AIM OF THE TASK: Pictures don't belong in the copy; print all the records exactly.

PROVIDED MATERIAL:
⟨

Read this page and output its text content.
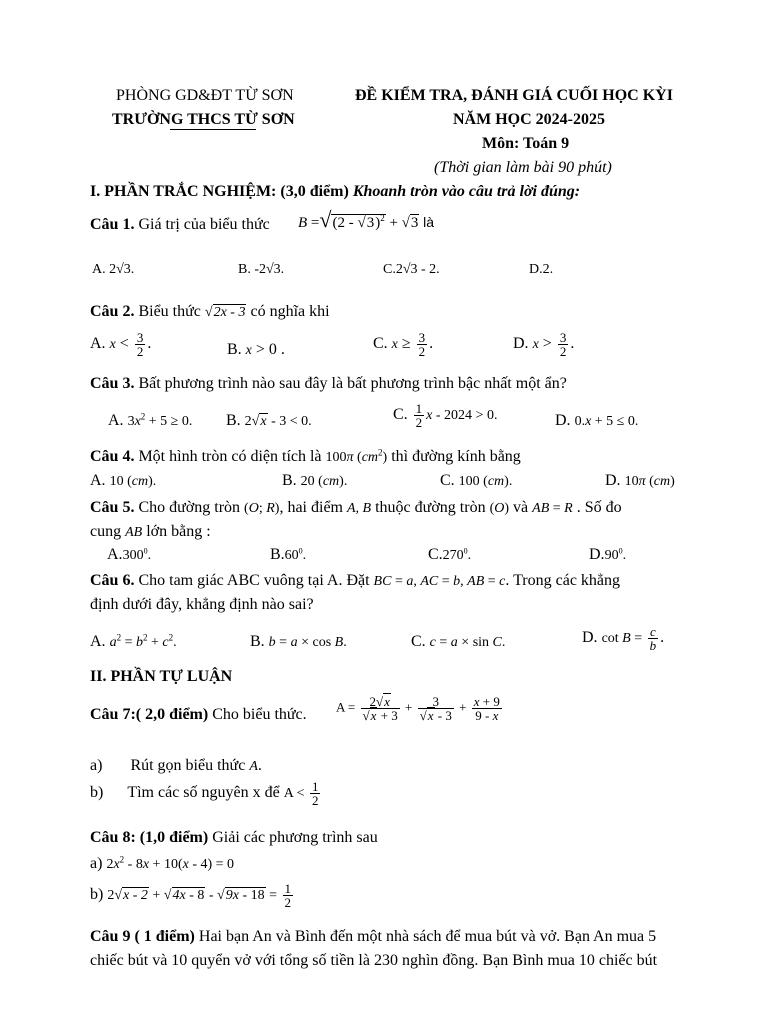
PHÒNG GD&ĐT TỪ SƠN
TRƯỜNG THCS TỪ SƠN
ĐỀ KIỂM TRA, ĐÁNH GIÁ CUỐI HỌC KỲI
NĂM HỌC 2024-2025
Môn: Toán 9
(Thời gian làm bài 90 phút)
I. PHẦN TRẮC NGHIỆM: (3,0 điểm) Khoanh tròn vào câu trả lời đúng:
Câu 1. Giá trị của biểu thức B =√(2 - √3)$^2$ + √3 là
A. 2√3.	B. -2√3.	C.2√3 - 2.	D.2.
Câu 2. Biểu thức √2x - 3 có nghĩa khi
A. $x < \frac{3}{2}$ .	B. x > 0 .	C. $x \ge \frac{3}{2}$ .	D. $x > \frac{3}{2}$ .
Câu 3. Bất phương trình nào sau đây là bất phương trình bậc nhất một ẩn?
A. $3x^2 + 5 \ge 0$. B. 2√x - 3 < 0.	C. $\frac{1}{2}$ x - 2024 > 0.	D. 0.x + 5 ≤ 0.
Câu 4. Một hình tròn có diện tích là 100π $(cm^2)$ thì đường kính bằng
A. 10 (cm).	B. 20 (cm).	C. 100 (cm).	D. 10π (cm)
Câu 5. Cho đường tròn (O; R), hai điểm A, B thuộc đường tròn (O) và AB = R . Số đo
cung AB lớn bằng :
A.300$^0$.	$B.60^0$.	C.270$^0$.	$D.90^0$.
Câu 6. Cho tam giác ABC vuông tại A. Đặt BC = a, AC = b, AB = c. Trong các khẳng
định dưới đây, khẳng định nào sai?
A. $a^2 = b^2 + c^2$.	B. b = a × cos B.	C. c = a × sin C.	D. $\cot B = \frac{c}{b}$ .
II. PHẦN TỰ LUẬN
Câu 7:( 2,0 điểm) Cho biểu thức. $A = \frac{2√x}{√x + 3} + \frac{3}{√x - 3} + \frac{x + 9}{9 - x}$
a) Rút gọn biểu thức A.
b) Tìm các số nguyên x để $A < \frac{1}{2}$
Câu 8: (1,0 điểm) Giải các phương trình sau
a) $2x^2 - 8x + 10(x - 4) = 0$
b) $2√x - 2 + √4x - 8 - √9x - 18 = \frac{1}{2}$
Câu 9 ( 1 điểm) Hai bạn An và Bình đến một nhà sách để mua bút và vở. Bạn An mua 5
chiếc bút và 10 quyển vở với tổng số tiền là 230 nghìn đồng. Bạn Bình mua 10 chiếc bút
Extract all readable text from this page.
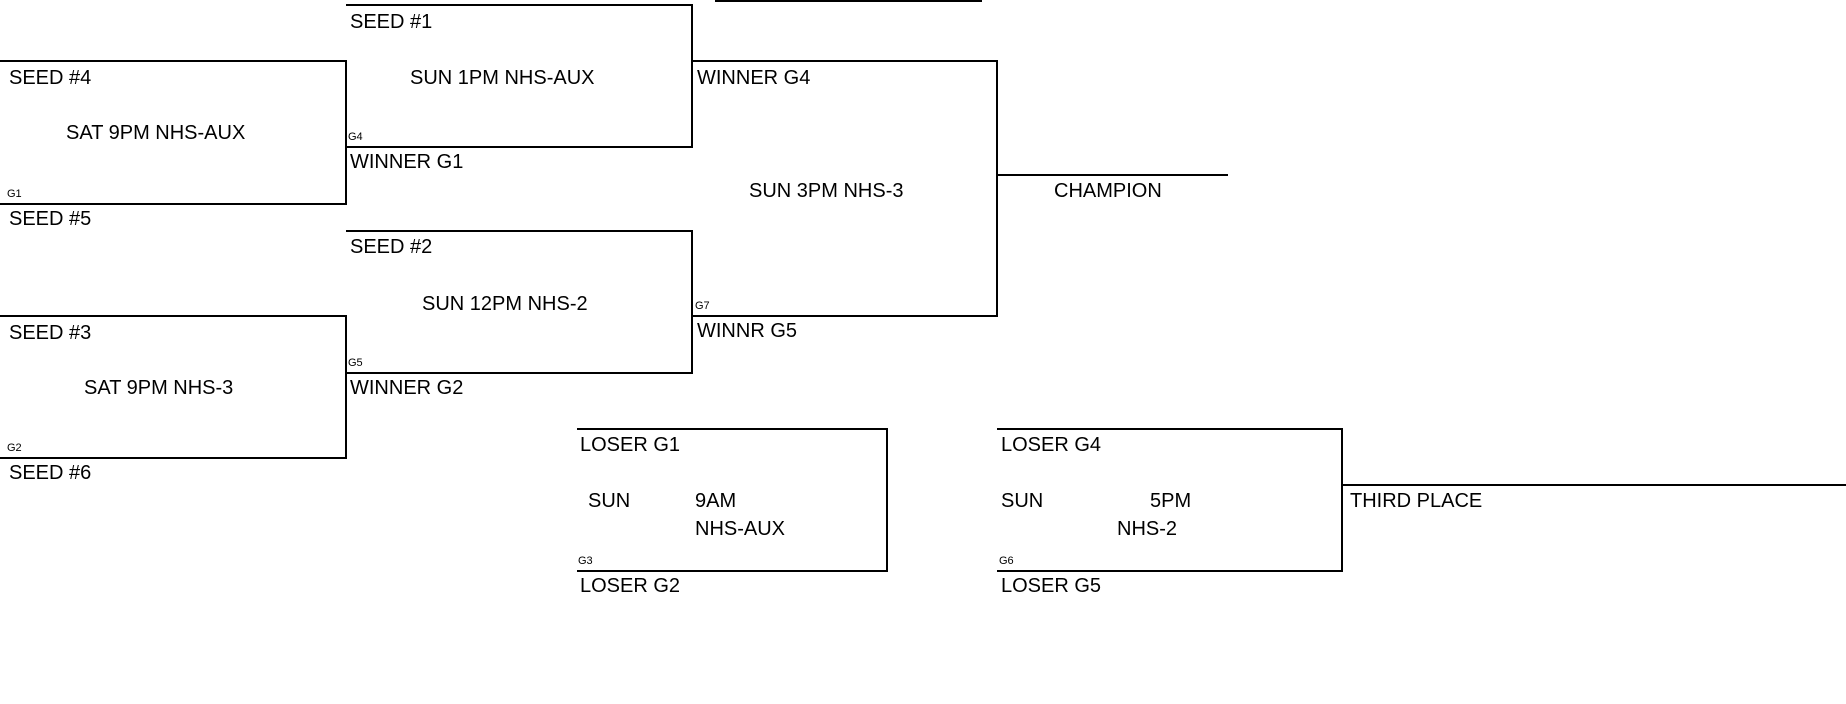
SEED #4
SAT 9PM NHS-AUX
G1
SEED #5
SEED #3
SAT 9PM NHS-3
G2
SEED #6
SEED #1
SUN 1PM NHS-AUX
G4
WINNER G1
SEED #2
SUN 12PM NHS-2
G5
WINNER G2
WINNER G4
SUN 3PM NHS-3
G7
WINNR G5
CHAMPION
LOSER G1
SUN	9AM
NHS-AUX
G3
LOSER G2
LOSER G4
SUN	5PM
NHS-2
G6
LOSER G5
THIRD PLACE
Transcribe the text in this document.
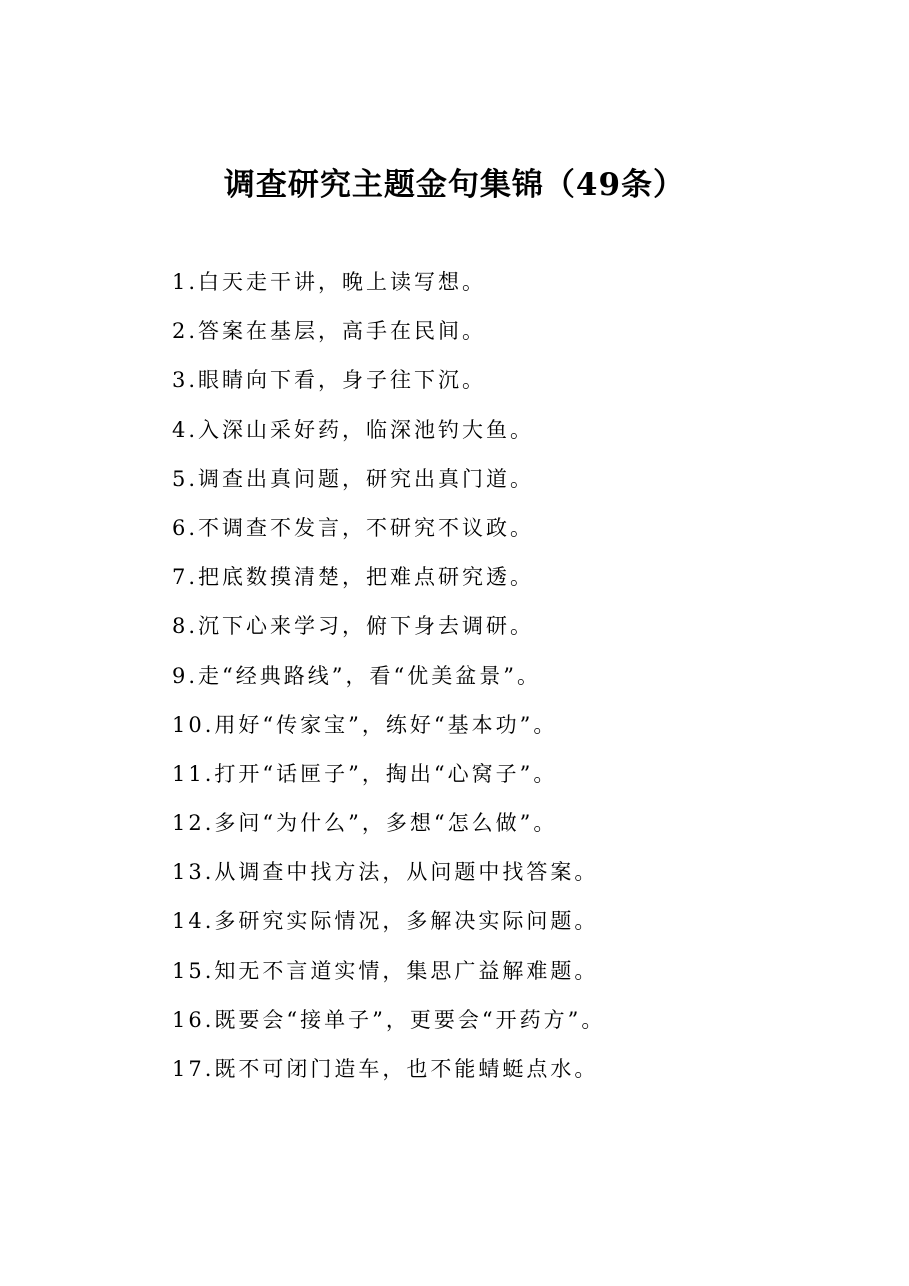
调查研究主题金句集锦（49条）
1.白天走干讲，晚上读写想。
2.答案在基层，高手在民间。
3.眼睛向下看，身子往下沉。
4.入深山采好药，临深池钓大鱼。
5.调查出真问题，研究出真门道。
6.不调查不发言，不研究不议政。
7.把底数摸清楚，把难点研究透。
8.沉下心来学习，俯下身去调研。
9.走“经典路线”，看“优美盆景”。
10.用好“传家宝”，练好“基本功”。
11.打开“话匣子”，掏出“心窝子”。
12.多问“为什么”，多想“怎么做”。
13.从调查中找方法，从问题中找答案。
14.多研究实际情况，多解决实际问题。
15.知无不言道实情，集思广益解难题。
16.既要会“接单子”，更要会“开药方”。
17.既不可闭门造车，也不能蜻蜓点水。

⟩

REPLY TO THE EXERCISE:
Read this page and output its text content.
PHÒNG GD&ĐT TỪ SƠN
TRƯỜNG THCS TỪ SƠN
ĐỀ KIỂM TRA, ĐÁNH GIÁ CUỐI HỌC KỲI
NĂM HỌC 2024-2025
Môn: Toán 9
(Thời gian làm bài 90 phút)
I. PHẦN TRẮC NGHIỆM: (3,0 điểm) Khoanh tròn vào câu trả lời đúng:
Câu 1. Giá trị của biểu thức B =√(2 - √3)$^2$ + √3 là
A. 2√3.	B. -2√3.	C.2√3 - 2.	D.2.
Câu 2. Biểu thức √2x - 3 có nghĩa khi
A. $x < \frac{3}{2}$ .	B. x > 0 .	C. $x \ge \frac{3}{2}$ .	D. $x > \frac{3}{2}$ .
Câu 3. Bất phương trình nào sau đây là bất phương trình bậc nhất một ẩn?
A. $3x^2 + 5 \ge 0$. B. 2√x - 3 < 0.	C. $\frac{1}{2}$ x - 2024 > 0.	D. 0.x + 5 ≤ 0.
Câu 4. Một hình tròn có diện tích là 100π $(cm^2)$ thì đường kính bằng
A. 10 (cm).	B. 20 (cm).	C. 100 (cm).	D. 10π (cm)
Câu 5. Cho đường tròn (O; R), hai điểm A, B thuộc đường tròn (O) và AB = R . Số đo
cung AB lớn bằng :
A.300$^0$.	$B.60^0$.	C.270$^0$.	$D.90^0$.
Câu 6. Cho tam giác ABC vuông tại A. Đặt BC = a, AC = b, AB = c. Trong các khẳng
định dưới đây, khẳng định nào sai?
A. $a^2 = b^2 + c^2$.	B. b = a × cos B.	C. c = a × sin C.	D. $\cot B = \frac{c}{b}$ .
II. PHẦN TỰ LUẬN
Câu 7:( 2,0 điểm) Cho biểu thức. $A = \frac{2√x}{√x + 3} + \frac{3}{√x - 3} + \frac{x + 9}{9 - x}$
a) Rút gọn biểu thức A.
b) Tìm các số nguyên x để $A < \frac{1}{2}$
Câu 8: (1,0 điểm) Giải các phương trình sau
a) $2x^2 - 8x + 10(x - 4) = 0$
b) $2√x - 2 + √4x - 8 - √9x - 18 = \frac{1}{2}$
Câu 9 ( 1 điểm) Hai bạn An và Bình đến một nhà sách để mua bút và vở. Bạn An mua 5
chiếc bút và 10 quyển vở với tổng số tiền là 230 nghìn đồng. Bạn Bình mua 10 chiếc bút
Extract all readable text from this page.
SEED #4
SAT 9PM NHS-AUX
G1
SEED #5
SEED #3
SAT 9PM NHS-3
G2
SEED #6
SEED #1
SUN 1PM NHS-AUX
G4
WINNER G1
SEED #2
SUN 12PM NHS-2
G5
WINNER G2
WINNER G4
SUN 3PM NHS-3
G7
WINNR G5
CHAMPION
LOSER G1
SUN	9AM
NHS-AUX
G3
LOSER G2
LOSER G4
SUN	5PM
NHS-2
G6
LOSER G5
THIRD PLACE
Transcribe the text in this document.
调查研究主题金句集锦（49条）
1.白天走干讲，晚上读写想。
2.答案在基层，高手在民间。
3.眼睛向下看，身子往下沉。
4.入深山采好药，临深池钓大鱼。
5.调查出真问题，研究出真门道。
6.不调查不发言，不研究不议政。
7.把底数摸清楚，把难点研究透。
8.沉下心来学习，俯下身去调研。
9.走“经典路线”，看“优美盆景”。
10.用好“传家宝”，练好“基本功”。
11.打开“话匣子”，掏出“心窝子”。
12.多问“为什么”，多想“怎么做”。
13.从调查中找方法，从问题中找答案。
14.多研究实际情况，多解决实际问题。
15.知无不言道实情，集思广益解难题。
16.既要会“接单子”，更要会“开药方”。
17.既不可闭门造车，也不能蜻蜓点水。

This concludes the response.